* SUPPLIED DATA

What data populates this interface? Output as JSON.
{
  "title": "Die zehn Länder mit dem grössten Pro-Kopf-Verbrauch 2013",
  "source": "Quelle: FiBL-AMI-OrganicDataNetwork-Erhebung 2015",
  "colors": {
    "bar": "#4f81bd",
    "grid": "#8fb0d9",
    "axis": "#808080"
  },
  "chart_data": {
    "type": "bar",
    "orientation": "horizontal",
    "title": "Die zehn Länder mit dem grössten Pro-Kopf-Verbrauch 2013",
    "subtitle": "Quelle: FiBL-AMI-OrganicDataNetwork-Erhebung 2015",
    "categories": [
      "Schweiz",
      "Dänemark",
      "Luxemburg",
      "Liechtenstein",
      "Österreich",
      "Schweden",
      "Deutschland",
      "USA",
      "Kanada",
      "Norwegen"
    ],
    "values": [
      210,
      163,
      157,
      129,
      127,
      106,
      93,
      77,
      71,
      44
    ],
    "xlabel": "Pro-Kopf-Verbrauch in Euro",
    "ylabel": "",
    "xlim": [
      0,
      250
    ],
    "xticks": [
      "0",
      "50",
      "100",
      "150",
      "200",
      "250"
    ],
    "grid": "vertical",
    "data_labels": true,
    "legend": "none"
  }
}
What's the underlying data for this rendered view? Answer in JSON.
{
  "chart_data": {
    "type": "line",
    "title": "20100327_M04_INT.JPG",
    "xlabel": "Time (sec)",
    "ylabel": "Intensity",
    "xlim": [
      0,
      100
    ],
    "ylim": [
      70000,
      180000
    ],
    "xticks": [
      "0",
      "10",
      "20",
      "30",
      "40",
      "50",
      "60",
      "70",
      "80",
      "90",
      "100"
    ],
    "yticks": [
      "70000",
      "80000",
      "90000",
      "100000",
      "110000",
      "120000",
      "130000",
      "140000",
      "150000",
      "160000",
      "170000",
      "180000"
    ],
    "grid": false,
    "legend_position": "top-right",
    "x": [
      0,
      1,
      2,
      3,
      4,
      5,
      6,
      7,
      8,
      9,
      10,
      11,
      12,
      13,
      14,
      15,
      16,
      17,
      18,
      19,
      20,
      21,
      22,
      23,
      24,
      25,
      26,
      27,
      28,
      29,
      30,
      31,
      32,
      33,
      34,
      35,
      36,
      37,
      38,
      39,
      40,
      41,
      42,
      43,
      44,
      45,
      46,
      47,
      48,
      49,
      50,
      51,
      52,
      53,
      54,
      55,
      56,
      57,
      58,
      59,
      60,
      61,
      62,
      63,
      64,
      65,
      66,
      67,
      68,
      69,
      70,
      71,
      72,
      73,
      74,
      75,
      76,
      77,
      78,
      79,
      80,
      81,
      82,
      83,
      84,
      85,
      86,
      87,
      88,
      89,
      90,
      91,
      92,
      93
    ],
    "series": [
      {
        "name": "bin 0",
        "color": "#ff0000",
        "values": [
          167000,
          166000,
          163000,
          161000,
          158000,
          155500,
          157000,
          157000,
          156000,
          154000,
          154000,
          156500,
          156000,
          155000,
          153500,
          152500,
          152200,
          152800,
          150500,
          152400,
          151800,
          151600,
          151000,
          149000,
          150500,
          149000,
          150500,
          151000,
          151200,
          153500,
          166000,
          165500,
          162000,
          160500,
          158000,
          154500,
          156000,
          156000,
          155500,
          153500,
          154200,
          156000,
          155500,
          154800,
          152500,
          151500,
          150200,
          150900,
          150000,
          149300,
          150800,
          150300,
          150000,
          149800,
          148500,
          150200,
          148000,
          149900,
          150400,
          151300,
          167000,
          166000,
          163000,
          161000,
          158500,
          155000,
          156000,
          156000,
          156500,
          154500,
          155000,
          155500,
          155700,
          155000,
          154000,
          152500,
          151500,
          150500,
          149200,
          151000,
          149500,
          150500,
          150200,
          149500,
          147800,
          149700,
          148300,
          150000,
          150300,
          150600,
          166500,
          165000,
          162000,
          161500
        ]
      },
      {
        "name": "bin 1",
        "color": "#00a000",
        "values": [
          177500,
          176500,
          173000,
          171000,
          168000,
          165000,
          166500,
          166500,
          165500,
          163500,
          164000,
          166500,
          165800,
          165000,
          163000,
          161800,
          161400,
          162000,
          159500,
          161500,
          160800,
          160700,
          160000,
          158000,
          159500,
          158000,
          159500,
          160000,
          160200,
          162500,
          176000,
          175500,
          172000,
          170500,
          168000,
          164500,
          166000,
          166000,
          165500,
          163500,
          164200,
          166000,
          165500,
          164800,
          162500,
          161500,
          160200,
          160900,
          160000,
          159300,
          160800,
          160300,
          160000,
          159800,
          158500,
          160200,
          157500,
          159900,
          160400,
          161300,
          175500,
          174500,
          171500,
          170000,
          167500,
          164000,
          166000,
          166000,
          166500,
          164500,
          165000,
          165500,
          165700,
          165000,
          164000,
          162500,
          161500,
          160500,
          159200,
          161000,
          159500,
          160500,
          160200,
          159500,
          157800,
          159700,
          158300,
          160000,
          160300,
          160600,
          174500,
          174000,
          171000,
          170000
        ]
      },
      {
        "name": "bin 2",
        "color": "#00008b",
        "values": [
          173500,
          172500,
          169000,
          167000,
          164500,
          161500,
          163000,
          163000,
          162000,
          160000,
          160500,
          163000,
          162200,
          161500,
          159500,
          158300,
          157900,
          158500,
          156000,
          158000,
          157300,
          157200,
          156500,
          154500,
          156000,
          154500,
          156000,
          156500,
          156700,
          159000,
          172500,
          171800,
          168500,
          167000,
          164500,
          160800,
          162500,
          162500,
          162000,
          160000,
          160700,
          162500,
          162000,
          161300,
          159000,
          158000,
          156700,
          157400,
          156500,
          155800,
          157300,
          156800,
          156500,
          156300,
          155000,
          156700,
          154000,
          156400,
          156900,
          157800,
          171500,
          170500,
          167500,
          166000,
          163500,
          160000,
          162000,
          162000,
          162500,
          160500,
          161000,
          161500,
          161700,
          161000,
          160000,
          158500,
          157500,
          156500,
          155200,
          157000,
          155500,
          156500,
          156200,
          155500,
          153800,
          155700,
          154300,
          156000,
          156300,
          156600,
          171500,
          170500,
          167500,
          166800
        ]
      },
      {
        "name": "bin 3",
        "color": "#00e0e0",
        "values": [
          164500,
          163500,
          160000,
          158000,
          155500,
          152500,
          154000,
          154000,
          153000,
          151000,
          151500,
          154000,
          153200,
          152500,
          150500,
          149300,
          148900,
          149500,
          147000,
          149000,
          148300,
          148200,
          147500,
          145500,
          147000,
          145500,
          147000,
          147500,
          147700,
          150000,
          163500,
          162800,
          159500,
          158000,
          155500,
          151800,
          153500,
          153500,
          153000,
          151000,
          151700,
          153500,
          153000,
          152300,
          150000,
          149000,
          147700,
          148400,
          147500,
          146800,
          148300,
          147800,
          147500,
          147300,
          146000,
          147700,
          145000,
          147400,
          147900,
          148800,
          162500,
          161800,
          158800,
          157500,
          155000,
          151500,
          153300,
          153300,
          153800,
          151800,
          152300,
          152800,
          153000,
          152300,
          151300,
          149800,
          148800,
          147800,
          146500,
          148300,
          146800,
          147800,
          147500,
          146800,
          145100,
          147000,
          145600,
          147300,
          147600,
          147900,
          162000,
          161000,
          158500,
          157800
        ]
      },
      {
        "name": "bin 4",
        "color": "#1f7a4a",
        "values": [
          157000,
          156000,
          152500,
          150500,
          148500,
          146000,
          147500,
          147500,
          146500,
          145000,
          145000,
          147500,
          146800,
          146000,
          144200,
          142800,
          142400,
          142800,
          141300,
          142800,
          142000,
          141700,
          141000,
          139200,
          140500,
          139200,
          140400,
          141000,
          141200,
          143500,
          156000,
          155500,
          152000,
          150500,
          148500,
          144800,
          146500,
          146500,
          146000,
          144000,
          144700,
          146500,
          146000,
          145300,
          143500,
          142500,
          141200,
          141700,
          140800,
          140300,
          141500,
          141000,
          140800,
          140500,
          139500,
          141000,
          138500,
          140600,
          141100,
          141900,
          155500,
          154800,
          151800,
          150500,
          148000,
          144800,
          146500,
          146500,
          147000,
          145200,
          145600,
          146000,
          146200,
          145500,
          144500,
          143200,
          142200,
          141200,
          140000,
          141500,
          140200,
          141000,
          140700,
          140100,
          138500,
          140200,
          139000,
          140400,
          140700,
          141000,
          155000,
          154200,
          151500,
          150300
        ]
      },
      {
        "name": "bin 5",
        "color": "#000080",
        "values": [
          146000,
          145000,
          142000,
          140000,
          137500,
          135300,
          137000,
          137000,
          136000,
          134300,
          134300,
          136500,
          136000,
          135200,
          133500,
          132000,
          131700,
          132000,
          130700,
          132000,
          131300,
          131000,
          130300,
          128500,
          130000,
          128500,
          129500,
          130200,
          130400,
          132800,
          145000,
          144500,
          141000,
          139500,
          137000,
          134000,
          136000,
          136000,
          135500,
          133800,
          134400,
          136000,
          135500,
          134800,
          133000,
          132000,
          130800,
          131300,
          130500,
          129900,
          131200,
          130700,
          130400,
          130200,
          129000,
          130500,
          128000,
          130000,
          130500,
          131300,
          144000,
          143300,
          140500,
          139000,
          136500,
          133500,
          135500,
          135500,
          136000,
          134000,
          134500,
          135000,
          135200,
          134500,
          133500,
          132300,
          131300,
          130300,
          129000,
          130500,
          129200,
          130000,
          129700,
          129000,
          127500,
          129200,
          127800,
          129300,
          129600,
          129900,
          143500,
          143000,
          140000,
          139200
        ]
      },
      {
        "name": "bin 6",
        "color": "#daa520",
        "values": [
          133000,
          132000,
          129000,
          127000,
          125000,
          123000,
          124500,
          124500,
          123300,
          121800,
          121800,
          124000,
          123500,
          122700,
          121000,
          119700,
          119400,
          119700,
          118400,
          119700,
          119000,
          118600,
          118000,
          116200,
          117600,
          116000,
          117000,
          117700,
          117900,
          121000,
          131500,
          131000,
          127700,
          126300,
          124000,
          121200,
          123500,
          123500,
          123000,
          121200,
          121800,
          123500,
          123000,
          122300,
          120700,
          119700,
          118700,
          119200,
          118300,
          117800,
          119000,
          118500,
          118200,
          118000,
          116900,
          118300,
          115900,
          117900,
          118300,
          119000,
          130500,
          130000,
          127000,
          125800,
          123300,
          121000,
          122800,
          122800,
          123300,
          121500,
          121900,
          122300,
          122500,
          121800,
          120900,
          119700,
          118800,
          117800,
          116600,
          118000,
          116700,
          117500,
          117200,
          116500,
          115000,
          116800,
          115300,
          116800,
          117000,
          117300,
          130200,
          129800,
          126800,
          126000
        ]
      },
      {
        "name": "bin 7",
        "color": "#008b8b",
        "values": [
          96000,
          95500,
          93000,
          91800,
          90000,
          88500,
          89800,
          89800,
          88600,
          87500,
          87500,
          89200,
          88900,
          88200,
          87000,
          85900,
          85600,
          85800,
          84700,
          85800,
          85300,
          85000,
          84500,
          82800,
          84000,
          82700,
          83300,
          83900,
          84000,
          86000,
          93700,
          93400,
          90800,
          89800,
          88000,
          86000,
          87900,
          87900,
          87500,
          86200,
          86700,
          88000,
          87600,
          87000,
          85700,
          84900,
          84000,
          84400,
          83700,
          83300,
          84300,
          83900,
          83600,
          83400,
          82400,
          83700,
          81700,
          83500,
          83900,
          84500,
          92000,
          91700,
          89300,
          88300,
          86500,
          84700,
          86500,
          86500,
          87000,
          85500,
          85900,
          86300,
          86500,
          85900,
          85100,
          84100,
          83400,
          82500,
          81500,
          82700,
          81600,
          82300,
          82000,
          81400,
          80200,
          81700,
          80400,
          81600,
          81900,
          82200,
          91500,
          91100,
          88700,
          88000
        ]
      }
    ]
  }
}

* WHAT YOU ARE ASKED TO DO
Going through the entries above, report how many lines include the string "Länder". The number alone is the answer.

* SOLUTION
2